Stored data
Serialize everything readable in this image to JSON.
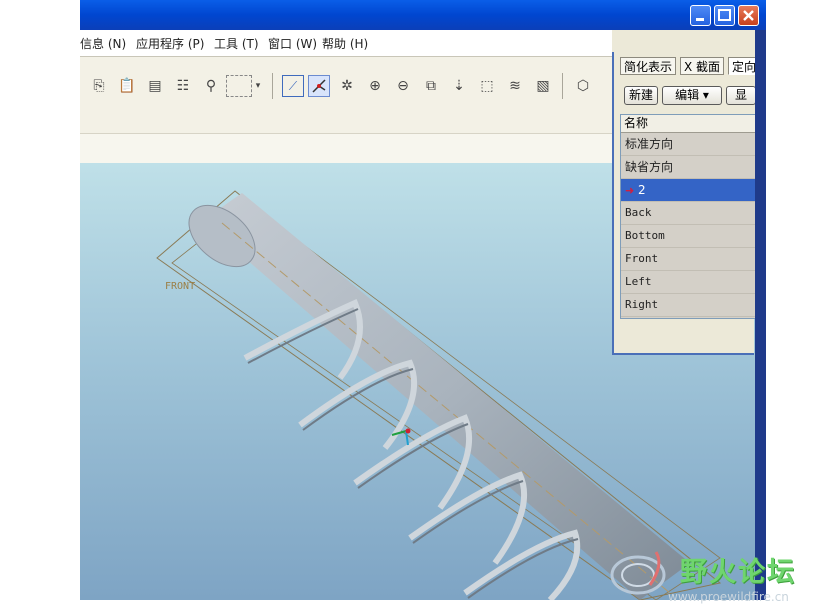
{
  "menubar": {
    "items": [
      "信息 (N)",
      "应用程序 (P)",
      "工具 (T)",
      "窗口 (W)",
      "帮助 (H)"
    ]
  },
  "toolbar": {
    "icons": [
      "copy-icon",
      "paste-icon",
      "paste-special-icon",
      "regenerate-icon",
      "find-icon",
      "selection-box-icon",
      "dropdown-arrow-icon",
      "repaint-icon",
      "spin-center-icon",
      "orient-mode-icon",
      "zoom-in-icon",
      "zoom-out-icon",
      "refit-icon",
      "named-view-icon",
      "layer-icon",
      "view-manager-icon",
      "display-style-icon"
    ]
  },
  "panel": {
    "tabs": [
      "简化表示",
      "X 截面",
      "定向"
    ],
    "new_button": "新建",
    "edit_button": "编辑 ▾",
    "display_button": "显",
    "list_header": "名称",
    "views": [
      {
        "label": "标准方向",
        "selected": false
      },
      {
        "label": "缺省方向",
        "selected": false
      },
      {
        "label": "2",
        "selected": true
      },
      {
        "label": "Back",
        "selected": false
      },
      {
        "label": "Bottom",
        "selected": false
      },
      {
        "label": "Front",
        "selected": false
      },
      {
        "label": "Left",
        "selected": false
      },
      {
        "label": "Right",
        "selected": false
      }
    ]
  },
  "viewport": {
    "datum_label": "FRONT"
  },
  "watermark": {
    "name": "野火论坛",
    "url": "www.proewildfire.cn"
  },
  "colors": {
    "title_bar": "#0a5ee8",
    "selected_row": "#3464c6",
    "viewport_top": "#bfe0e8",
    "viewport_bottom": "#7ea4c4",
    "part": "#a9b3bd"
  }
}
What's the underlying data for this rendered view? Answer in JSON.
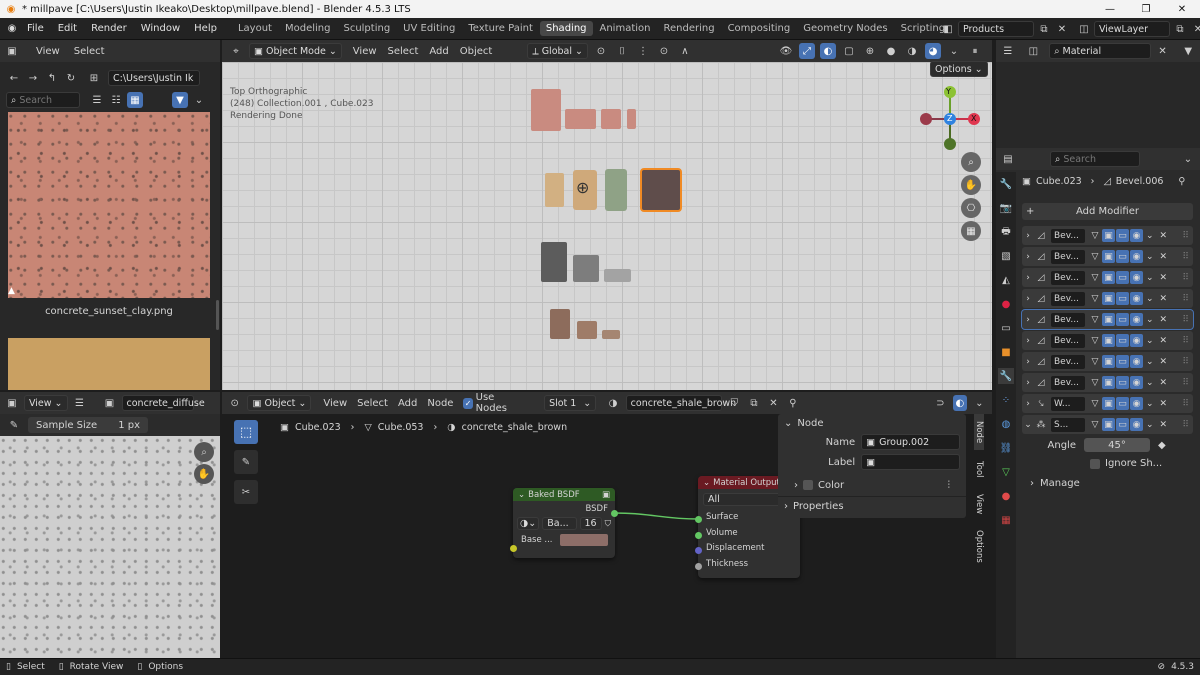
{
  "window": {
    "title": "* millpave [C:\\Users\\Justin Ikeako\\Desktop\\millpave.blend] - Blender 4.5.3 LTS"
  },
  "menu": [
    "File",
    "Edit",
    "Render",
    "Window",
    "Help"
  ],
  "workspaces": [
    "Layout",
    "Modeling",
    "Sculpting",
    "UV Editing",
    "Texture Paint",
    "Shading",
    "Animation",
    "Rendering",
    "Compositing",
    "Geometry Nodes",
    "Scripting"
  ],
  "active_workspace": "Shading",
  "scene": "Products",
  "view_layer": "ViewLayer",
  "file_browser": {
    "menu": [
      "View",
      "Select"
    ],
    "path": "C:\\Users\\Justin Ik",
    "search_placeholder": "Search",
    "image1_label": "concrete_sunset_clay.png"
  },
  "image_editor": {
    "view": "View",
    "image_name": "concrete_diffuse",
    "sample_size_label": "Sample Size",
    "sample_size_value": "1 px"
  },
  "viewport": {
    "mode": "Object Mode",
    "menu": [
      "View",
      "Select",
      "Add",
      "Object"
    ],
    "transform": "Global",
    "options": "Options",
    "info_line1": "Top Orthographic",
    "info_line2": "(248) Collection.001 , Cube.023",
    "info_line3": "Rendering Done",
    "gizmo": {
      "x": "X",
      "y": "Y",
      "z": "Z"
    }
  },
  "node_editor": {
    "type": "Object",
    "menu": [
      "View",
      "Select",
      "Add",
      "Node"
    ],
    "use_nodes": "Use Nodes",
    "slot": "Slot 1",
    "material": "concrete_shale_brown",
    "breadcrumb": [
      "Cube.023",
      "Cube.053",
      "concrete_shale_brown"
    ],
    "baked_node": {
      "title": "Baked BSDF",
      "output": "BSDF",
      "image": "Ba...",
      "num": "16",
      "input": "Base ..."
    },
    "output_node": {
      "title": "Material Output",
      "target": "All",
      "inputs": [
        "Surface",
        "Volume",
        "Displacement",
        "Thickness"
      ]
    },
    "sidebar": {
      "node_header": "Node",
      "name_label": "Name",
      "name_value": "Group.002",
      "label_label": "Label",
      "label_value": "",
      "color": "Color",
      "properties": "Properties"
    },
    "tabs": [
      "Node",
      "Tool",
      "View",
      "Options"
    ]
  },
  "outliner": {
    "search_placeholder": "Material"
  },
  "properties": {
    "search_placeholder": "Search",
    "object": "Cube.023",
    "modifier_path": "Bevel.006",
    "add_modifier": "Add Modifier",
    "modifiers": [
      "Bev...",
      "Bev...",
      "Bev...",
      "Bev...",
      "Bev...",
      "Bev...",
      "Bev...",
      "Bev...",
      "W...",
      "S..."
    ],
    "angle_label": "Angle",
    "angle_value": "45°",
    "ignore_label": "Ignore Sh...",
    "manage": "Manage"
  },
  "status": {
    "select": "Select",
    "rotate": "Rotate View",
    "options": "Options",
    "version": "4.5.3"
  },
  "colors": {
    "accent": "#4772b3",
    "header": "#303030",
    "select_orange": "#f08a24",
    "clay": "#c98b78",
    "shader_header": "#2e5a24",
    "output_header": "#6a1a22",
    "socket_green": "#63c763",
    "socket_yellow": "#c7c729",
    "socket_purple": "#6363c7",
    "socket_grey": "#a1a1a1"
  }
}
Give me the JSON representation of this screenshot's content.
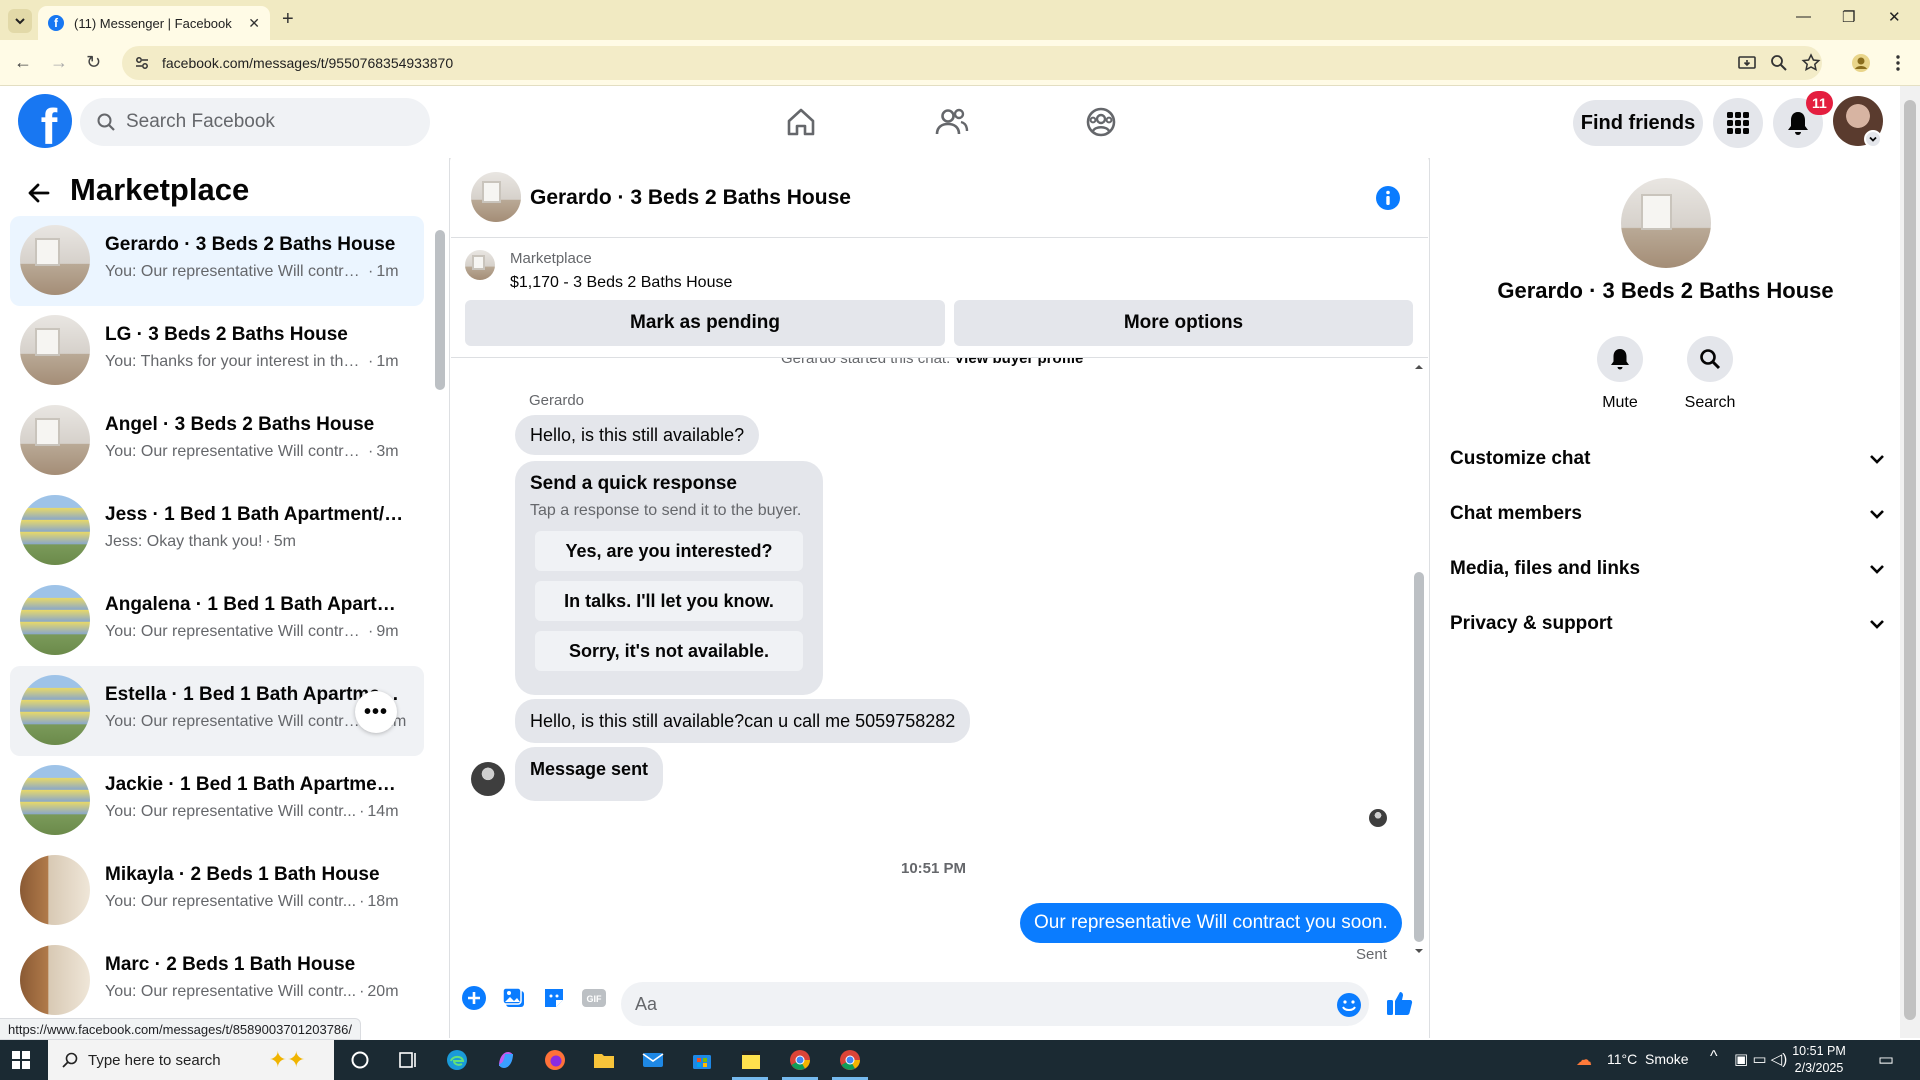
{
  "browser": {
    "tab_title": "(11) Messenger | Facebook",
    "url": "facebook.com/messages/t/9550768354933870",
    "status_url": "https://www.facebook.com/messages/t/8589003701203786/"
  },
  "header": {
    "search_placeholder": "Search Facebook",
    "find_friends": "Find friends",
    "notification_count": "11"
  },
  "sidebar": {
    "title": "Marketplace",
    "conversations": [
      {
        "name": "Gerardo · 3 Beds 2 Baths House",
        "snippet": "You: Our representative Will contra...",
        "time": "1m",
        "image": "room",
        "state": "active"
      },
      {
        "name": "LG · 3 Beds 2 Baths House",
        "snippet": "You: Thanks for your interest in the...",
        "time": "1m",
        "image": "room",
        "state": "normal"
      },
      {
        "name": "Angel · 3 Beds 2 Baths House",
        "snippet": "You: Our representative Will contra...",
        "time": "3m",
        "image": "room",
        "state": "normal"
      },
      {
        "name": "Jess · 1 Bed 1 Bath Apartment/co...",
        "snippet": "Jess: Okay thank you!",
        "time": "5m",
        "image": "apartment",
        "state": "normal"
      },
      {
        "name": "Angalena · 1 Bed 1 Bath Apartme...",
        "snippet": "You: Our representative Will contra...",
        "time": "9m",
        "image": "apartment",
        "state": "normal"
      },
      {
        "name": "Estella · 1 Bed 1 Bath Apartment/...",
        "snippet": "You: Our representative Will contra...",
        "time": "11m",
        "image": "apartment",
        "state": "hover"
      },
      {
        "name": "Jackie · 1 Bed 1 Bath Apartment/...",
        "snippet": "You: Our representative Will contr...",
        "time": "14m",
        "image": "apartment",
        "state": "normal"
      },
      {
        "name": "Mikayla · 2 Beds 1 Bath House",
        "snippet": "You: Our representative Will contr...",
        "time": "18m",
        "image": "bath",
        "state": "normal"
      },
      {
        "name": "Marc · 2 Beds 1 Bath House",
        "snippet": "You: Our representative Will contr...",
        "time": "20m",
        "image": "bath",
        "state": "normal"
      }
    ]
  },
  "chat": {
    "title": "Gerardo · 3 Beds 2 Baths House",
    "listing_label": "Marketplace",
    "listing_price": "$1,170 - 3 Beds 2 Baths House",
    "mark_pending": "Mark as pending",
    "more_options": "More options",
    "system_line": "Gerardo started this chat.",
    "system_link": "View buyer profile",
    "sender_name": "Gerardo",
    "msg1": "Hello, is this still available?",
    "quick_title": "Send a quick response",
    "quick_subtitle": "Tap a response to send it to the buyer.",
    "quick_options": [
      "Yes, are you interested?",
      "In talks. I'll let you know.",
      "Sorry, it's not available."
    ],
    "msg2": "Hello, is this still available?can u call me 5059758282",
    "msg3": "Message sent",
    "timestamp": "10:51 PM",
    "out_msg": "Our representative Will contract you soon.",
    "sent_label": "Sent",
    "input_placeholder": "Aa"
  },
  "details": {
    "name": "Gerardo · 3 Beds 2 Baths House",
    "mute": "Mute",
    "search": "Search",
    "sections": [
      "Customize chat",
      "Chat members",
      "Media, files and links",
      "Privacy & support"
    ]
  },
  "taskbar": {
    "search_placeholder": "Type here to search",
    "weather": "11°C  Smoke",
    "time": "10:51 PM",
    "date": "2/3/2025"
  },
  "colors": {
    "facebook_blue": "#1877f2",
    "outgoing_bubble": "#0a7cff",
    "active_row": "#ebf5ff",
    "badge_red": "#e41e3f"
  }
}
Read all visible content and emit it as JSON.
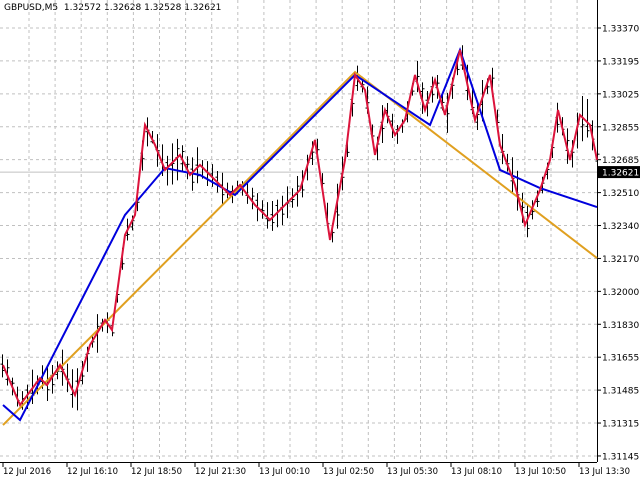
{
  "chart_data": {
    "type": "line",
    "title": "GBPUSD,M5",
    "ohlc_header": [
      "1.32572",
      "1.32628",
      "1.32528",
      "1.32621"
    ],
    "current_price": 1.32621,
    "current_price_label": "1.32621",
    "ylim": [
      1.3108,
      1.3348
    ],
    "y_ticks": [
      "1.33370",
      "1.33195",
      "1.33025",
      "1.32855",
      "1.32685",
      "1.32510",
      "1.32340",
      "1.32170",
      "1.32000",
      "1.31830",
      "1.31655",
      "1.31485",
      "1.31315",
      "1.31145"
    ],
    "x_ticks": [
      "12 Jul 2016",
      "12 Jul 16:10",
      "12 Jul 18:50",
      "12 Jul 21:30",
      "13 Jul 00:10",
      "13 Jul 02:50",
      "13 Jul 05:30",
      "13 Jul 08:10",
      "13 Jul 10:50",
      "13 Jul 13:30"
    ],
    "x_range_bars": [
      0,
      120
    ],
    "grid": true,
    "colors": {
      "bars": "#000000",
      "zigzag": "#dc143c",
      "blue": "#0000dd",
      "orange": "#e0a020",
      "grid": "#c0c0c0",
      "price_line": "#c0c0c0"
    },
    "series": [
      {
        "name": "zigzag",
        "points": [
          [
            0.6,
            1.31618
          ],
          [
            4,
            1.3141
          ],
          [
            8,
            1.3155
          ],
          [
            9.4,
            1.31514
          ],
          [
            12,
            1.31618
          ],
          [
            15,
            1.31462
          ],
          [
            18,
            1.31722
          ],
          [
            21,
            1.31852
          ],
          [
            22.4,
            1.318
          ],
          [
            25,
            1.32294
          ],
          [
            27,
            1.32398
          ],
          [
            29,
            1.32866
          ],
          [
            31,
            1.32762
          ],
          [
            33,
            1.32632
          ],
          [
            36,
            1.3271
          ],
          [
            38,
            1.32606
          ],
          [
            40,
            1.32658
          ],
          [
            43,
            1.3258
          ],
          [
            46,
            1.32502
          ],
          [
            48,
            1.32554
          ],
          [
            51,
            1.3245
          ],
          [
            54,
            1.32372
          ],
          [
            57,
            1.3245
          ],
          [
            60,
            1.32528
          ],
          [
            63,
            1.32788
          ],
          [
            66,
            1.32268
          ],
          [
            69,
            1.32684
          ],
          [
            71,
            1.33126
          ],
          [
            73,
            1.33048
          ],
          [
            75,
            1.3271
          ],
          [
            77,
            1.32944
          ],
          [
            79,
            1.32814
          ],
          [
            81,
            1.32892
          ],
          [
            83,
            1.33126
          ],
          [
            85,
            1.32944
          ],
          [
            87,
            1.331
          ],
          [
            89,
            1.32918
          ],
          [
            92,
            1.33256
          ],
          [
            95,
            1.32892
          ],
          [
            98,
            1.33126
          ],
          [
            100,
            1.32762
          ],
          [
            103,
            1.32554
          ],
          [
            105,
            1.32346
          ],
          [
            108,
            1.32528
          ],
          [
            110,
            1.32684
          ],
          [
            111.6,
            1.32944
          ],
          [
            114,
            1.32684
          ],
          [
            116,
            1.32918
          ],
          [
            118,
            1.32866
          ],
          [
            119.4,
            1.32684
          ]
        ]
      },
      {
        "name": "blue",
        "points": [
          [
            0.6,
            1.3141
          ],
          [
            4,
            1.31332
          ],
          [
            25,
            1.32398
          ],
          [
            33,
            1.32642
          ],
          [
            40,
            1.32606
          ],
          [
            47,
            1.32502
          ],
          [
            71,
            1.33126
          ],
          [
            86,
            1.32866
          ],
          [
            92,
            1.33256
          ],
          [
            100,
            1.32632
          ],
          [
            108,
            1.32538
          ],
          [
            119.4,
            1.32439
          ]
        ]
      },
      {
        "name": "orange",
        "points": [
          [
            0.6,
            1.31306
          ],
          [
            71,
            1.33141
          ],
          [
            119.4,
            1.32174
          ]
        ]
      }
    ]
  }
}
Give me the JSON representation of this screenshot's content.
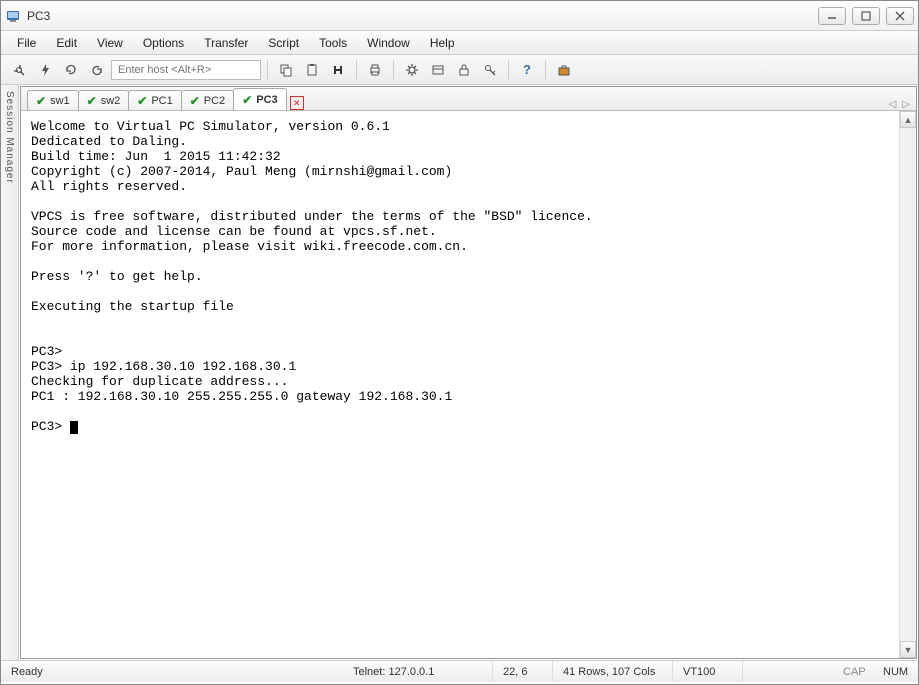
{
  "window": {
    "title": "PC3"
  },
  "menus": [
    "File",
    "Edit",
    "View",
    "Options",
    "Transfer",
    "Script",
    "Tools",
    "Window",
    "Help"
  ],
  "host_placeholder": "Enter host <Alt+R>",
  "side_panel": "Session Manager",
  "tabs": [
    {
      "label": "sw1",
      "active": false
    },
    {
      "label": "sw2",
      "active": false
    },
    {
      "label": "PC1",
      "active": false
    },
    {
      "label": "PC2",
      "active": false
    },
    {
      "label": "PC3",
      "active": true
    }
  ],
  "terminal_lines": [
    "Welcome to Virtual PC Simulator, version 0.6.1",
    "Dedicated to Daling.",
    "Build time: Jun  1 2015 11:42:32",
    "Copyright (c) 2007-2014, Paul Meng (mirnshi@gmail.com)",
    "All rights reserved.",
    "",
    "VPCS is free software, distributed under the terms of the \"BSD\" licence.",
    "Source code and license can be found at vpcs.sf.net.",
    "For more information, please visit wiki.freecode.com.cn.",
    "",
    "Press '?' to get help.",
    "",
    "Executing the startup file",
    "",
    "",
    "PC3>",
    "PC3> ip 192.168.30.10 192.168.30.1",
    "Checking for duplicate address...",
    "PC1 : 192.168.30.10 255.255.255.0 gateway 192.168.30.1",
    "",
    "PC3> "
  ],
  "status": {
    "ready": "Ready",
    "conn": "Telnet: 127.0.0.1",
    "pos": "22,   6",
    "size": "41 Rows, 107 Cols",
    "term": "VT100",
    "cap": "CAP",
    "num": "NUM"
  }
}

**What is needed**.
Give the number of lines that carry the word "Cube", with nothing added.

**Reply**.
4